Work required – Repeat every entry in the listing below, exactly.

-- begin Entries provided --

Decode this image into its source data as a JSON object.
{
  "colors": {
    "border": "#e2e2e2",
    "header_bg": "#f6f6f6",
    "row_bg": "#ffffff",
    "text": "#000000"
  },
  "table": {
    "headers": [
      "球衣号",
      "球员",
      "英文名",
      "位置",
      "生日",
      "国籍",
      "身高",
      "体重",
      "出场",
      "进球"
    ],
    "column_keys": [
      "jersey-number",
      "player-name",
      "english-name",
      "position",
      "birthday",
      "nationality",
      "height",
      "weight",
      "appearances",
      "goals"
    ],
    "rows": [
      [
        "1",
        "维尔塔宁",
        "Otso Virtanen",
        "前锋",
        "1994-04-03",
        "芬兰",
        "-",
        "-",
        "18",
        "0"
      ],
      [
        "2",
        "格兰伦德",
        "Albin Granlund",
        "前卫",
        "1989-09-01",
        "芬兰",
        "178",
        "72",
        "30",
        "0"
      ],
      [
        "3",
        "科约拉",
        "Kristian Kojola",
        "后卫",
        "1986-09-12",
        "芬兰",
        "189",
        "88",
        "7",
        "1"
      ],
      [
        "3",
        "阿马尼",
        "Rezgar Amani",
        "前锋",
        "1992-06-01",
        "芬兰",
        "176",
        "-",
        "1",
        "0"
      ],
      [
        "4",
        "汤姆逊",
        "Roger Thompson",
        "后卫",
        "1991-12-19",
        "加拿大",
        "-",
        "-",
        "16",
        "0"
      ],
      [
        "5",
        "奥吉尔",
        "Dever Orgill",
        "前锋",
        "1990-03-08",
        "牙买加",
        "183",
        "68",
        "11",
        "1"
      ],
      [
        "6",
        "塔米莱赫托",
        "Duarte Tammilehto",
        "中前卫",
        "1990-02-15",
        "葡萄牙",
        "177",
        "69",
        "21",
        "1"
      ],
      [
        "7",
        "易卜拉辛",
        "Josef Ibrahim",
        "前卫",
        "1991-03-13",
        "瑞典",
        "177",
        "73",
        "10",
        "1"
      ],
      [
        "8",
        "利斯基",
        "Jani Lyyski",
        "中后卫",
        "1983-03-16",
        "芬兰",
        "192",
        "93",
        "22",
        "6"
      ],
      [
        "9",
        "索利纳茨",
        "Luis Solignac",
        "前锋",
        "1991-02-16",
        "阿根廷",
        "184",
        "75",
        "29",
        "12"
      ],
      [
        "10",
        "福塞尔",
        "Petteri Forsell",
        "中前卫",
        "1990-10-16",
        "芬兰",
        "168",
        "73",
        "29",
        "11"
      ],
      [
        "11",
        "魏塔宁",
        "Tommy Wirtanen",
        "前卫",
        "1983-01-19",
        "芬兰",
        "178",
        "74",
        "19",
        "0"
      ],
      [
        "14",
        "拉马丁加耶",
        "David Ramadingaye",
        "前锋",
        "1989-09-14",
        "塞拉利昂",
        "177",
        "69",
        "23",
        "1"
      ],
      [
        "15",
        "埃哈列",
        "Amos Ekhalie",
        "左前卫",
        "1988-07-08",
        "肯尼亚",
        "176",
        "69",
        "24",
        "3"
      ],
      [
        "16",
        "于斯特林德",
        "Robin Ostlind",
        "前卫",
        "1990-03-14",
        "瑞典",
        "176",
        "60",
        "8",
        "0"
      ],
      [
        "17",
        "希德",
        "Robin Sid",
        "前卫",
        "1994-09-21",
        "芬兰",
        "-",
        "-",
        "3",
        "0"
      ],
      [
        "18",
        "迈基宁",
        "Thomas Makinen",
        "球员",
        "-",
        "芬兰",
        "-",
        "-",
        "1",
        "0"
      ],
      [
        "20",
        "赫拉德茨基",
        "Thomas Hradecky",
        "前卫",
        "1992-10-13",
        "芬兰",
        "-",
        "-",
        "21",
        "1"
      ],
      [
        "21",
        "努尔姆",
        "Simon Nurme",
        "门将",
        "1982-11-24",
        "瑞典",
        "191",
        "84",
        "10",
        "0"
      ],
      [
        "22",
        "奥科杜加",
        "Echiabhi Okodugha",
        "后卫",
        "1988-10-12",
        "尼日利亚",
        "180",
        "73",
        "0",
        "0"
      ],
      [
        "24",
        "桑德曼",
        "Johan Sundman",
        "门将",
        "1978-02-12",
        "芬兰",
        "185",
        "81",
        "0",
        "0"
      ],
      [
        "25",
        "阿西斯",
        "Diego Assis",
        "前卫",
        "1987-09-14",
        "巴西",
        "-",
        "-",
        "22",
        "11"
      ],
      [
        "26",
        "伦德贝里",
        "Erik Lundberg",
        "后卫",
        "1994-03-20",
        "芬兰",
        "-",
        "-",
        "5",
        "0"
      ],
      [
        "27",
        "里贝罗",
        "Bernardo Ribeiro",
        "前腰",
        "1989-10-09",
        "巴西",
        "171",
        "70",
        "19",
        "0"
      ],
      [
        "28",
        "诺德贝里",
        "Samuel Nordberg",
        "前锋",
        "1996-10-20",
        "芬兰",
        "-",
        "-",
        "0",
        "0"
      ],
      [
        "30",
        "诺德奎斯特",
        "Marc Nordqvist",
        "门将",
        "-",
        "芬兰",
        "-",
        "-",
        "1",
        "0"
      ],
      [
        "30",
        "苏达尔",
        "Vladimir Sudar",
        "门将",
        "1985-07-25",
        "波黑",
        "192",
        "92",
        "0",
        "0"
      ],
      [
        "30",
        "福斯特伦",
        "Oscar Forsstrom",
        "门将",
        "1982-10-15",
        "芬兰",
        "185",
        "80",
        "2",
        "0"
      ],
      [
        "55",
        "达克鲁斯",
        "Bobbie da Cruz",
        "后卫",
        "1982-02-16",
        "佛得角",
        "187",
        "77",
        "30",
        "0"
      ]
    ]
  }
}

-- end Entries provided --

Problem solution –
Decode this image into its source data as a JSON object.
{
  "colors": {
    "border": "#e2e2e2",
    "header_bg": "#f6f6f6",
    "row_bg": "#ffffff",
    "text": "#000000"
  },
  "table": {
    "headers": [
      "球衣号",
      "球员",
      "英文名",
      "位置",
      "生日",
      "国籍",
      "身高",
      "体重",
      "出场",
      "进球"
    ],
    "column_keys": [
      "jersey-number",
      "player-name",
      "english-name",
      "position",
      "birthday",
      "nationality",
      "height",
      "weight",
      "appearances",
      "goals"
    ],
    "rows": [
      [
        "1",
        "维尔塔宁",
        "Otso Virtanen",
        "前锋",
        "1994-04-03",
        "芬兰",
        "-",
        "-",
        "18",
        "0"
      ],
      [
        "2",
        "格兰伦德",
        "Albin Granlund",
        "前卫",
        "1989-09-01",
        "芬兰",
        "178",
        "72",
        "30",
        "0"
      ],
      [
        "3",
        "科约拉",
        "Kristian Kojola",
        "后卫",
        "1986-09-12",
        "芬兰",
        "189",
        "88",
        "7",
        "1"
      ],
      [
        "3",
        "阿马尼",
        "Rezgar Amani",
        "前锋",
        "1992-06-01",
        "芬兰",
        "176",
        "-",
        "1",
        "0"
      ],
      [
        "4",
        "汤姆逊",
        "Roger Thompson",
        "后卫",
        "1991-12-19",
        "加拿大",
        "-",
        "-",
        "16",
        "0"
      ],
      [
        "5",
        "奥吉尔",
        "Dever Orgill",
        "前锋",
        "1990-03-08",
        "牙买加",
        "183",
        "68",
        "11",
        "1"
      ],
      [
        "6",
        "塔米莱赫托",
        "Duarte Tammilehto",
        "中前卫",
        "1990-02-15",
        "葡萄牙",
        "177",
        "69",
        "21",
        "1"
      ],
      [
        "7",
        "易卜拉辛",
        "Josef Ibrahim",
        "前卫",
        "1991-03-13",
        "瑞典",
        "177",
        "73",
        "10",
        "1"
      ],
      [
        "8",
        "利斯基",
        "Jani Lyyski",
        "中后卫",
        "1983-03-16",
        "芬兰",
        "192",
        "93",
        "22",
        "6"
      ],
      [
        "9",
        "索利纳茨",
        "Luis Solignac",
        "前锋",
        "1991-02-16",
        "阿根廷",
        "184",
        "75",
        "29",
        "12"
      ],
      [
        "10",
        "福塞尔",
        "Petteri Forsell",
        "中前卫",
        "1990-10-16",
        "芬兰",
        "168",
        "73",
        "29",
        "11"
      ],
      [
        "11",
        "魏塔宁",
        "Tommy Wirtanen",
        "前卫",
        "1983-01-19",
        "芬兰",
        "178",
        "74",
        "19",
        "0"
      ],
      [
        "14",
        "拉马丁加耶",
        "David Ramadingaye",
        "前锋",
        "1989-09-14",
        "塞拉利昂",
        "177",
        "69",
        "23",
        "1"
      ],
      [
        "15",
        "埃哈列",
        "Amos Ekhalie",
        "左前卫",
        "1988-07-08",
        "肯尼亚",
        "176",
        "69",
        "24",
        "3"
      ],
      [
        "16",
        "于斯特林德",
        "Robin Ostlind",
        "前卫",
        "1990-03-14",
        "瑞典",
        "176",
        "60",
        "8",
        "0"
      ],
      [
        "17",
        "希德",
        "Robin Sid",
        "前卫",
        "1994-09-21",
        "芬兰",
        "-",
        "-",
        "3",
        "0"
      ],
      [
        "18",
        "迈基宁",
        "Thomas Makinen",
        "球员",
        "-",
        "芬兰",
        "-",
        "-",
        "1",
        "0"
      ],
      [
        "20",
        "赫拉德茨基",
        "Thomas Hradecky",
        "前卫",
        "1992-10-13",
        "芬兰",
        "-",
        "-",
        "21",
        "1"
      ],
      [
        "21",
        "努尔姆",
        "Simon Nurme",
        "门将",
        "1982-11-24",
        "瑞典",
        "191",
        "84",
        "10",
        "0"
      ],
      [
        "22",
        "奥科杜加",
        "Echiabhi Okodugha",
        "后卫",
        "1988-10-12",
        "尼日利亚",
        "180",
        "73",
        "0",
        "0"
      ],
      [
        "24",
        "桑德曼",
        "Johan Sundman",
        "门将",
        "1978-02-12",
        "芬兰",
        "185",
        "81",
        "0",
        "0"
      ],
      [
        "25",
        "阿西斯",
        "Diego Assis",
        "前卫",
        "1987-09-14",
        "巴西",
        "-",
        "-",
        "22",
        "11"
      ],
      [
        "26",
        "伦德贝里",
        "Erik Lundberg",
        "后卫",
        "1994-03-20",
        "芬兰",
        "-",
        "-",
        "5",
        "0"
      ],
      [
        "27",
        "里贝罗",
        "Bernardo Ribeiro",
        "前腰",
        "1989-10-09",
        "巴西",
        "171",
        "70",
        "19",
        "0"
      ],
      [
        "28",
        "诺德贝里",
        "Samuel Nordberg",
        "前锋",
        "1996-10-20",
        "芬兰",
        "-",
        "-",
        "0",
        "0"
      ],
      [
        "30",
        "诺德奎斯特",
        "Marc Nordqvist",
        "门将",
        "-",
        "芬兰",
        "-",
        "-",
        "1",
        "0"
      ],
      [
        "30",
        "苏达尔",
        "Vladimir Sudar",
        "门将",
        "1985-07-25",
        "波黑",
        "192",
        "92",
        "0",
        "0"
      ],
      [
        "30",
        "福斯特伦",
        "Oscar Forsstrom",
        "门将",
        "1982-10-15",
        "芬兰",
        "185",
        "80",
        "2",
        "0"
      ],
      [
        "55",
        "达克鲁斯",
        "Bobbie da Cruz",
        "后卫",
        "1982-02-16",
        "佛得角",
        "187",
        "77",
        "30",
        "0"
      ]
    ]
  }
}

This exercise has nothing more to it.